__Records supplied__.
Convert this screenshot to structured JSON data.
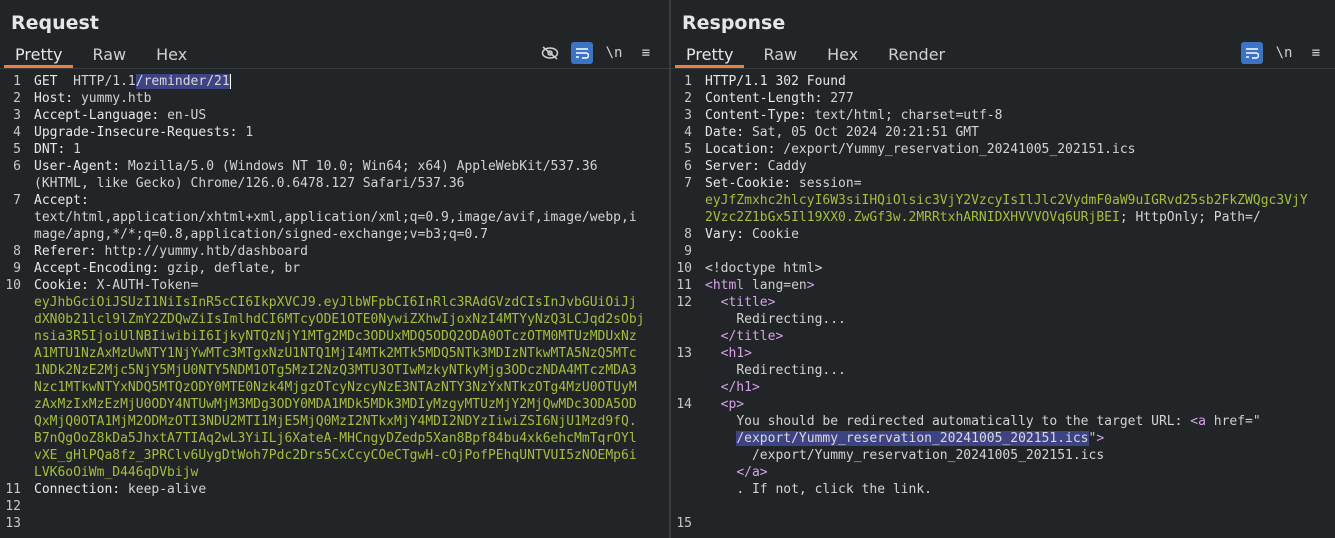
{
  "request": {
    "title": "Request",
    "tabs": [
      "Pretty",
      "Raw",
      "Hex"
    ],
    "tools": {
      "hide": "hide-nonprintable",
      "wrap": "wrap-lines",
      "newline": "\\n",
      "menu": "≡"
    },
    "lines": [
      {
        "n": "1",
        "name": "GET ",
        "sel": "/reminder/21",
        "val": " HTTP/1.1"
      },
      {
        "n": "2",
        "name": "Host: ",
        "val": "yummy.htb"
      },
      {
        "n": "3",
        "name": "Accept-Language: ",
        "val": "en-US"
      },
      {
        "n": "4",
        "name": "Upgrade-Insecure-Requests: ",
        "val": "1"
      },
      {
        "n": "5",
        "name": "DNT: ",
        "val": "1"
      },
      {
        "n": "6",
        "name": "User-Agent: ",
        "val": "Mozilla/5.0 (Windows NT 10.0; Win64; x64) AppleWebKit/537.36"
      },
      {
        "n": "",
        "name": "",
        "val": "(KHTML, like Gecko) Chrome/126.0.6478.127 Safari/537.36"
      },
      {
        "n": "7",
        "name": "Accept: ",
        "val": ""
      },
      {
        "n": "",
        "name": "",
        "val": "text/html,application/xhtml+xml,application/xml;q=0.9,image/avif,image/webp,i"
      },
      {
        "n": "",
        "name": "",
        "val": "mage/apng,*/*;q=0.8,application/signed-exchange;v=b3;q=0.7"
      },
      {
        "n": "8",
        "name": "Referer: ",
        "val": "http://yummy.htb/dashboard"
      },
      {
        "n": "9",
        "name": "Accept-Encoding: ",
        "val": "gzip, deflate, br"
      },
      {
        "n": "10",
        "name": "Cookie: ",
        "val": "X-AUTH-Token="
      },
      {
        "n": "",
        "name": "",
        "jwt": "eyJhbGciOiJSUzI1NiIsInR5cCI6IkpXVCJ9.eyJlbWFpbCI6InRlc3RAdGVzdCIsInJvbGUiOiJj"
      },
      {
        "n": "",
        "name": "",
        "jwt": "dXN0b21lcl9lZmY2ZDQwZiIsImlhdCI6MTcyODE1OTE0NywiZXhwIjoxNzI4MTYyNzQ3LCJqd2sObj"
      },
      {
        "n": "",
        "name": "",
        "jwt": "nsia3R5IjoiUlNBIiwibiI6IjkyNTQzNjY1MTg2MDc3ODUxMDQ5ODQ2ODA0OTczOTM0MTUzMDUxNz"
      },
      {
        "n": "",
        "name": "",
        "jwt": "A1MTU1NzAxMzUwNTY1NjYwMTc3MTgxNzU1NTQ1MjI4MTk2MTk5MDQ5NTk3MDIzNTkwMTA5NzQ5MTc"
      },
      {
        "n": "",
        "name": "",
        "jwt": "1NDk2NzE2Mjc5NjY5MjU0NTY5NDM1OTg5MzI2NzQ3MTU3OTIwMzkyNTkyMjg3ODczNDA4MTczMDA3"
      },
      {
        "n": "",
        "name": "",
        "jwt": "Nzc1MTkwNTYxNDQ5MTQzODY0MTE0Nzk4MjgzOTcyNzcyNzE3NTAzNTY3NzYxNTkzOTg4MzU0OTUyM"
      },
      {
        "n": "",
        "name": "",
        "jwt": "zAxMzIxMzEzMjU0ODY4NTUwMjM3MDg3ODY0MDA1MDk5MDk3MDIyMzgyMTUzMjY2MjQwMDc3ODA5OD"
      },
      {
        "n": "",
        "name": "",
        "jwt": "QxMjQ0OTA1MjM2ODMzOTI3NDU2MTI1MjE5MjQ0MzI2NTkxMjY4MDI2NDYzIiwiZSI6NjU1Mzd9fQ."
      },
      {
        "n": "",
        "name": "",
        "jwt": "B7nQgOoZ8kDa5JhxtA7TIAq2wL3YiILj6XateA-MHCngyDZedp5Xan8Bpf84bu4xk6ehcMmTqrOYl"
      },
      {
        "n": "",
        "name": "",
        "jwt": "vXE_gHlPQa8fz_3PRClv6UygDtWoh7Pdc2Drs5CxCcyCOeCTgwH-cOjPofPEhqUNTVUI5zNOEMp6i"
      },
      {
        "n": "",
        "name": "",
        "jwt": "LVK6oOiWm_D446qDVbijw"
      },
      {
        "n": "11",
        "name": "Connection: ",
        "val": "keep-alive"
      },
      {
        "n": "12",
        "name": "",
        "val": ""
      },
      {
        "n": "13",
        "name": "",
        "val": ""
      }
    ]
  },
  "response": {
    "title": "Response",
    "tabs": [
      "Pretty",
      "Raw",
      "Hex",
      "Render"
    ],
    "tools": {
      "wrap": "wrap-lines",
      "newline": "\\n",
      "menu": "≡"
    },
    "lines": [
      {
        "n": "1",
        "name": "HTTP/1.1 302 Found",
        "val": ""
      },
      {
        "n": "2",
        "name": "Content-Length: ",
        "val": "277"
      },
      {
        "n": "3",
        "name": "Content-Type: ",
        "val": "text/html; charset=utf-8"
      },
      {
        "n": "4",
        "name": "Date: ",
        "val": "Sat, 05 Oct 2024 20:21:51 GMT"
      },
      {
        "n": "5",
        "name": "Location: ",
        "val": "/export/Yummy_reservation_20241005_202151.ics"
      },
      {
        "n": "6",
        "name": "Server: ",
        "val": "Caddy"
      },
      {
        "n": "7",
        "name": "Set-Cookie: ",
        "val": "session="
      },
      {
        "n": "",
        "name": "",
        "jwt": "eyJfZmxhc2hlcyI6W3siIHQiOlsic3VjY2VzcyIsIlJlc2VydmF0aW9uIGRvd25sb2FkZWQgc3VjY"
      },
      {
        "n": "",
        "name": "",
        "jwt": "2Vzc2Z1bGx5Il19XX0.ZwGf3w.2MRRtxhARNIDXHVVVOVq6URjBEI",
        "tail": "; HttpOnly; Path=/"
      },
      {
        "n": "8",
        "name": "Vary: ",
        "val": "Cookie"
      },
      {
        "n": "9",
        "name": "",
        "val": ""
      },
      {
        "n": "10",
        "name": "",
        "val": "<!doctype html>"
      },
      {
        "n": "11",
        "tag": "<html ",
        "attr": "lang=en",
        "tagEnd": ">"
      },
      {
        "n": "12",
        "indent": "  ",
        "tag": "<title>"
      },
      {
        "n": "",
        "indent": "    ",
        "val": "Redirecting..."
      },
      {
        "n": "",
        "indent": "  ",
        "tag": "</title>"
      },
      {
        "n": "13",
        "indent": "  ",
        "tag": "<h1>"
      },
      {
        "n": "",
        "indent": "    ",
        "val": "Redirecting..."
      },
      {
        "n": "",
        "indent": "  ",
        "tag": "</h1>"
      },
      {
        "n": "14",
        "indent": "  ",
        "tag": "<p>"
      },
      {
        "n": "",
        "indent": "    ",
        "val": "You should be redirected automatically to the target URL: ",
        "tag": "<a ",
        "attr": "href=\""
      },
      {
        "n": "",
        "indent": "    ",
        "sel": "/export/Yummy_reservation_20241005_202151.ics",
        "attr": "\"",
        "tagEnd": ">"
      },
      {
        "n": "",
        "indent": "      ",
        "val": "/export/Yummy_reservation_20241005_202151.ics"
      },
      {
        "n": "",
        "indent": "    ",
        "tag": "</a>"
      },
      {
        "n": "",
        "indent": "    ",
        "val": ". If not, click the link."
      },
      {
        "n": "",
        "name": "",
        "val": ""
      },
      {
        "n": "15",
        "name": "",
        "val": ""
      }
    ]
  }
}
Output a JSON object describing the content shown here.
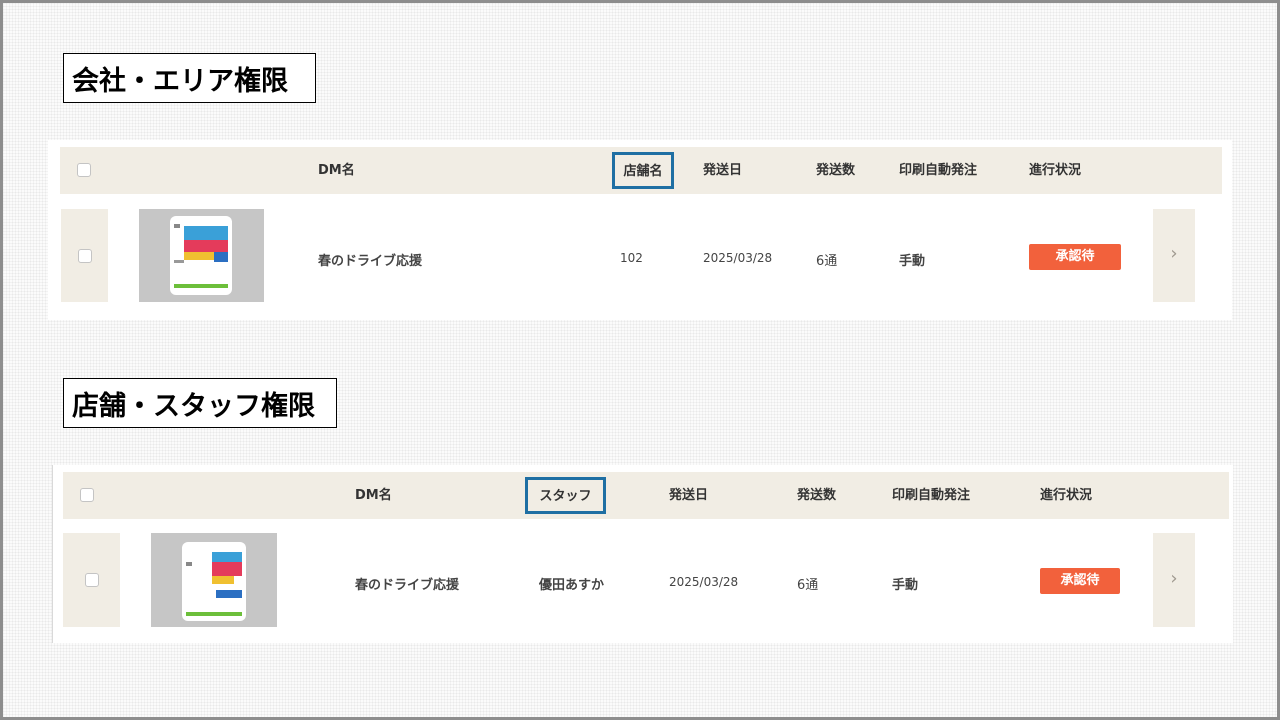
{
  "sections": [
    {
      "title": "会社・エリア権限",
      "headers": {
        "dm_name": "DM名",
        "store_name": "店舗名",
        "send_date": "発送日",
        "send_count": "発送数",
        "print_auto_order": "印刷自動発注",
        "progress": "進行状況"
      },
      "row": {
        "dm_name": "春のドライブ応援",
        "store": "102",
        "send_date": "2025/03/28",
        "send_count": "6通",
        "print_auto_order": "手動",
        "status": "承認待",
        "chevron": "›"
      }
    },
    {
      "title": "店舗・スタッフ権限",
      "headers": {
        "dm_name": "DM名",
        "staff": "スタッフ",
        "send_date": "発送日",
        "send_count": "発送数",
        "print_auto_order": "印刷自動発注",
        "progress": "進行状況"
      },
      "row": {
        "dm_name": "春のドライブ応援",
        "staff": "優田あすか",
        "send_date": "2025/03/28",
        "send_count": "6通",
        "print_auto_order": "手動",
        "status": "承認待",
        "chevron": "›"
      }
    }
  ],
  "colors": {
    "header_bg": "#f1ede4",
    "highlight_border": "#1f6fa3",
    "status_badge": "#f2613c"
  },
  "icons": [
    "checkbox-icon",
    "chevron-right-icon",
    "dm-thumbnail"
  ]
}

__What the task asks__. Gather and return every line that holds the string "Accept".

__Exercise result__.
        "name": "Accept-Language: ",
        "name": "Accept: ",
        "name": "Accept-Encoding: ",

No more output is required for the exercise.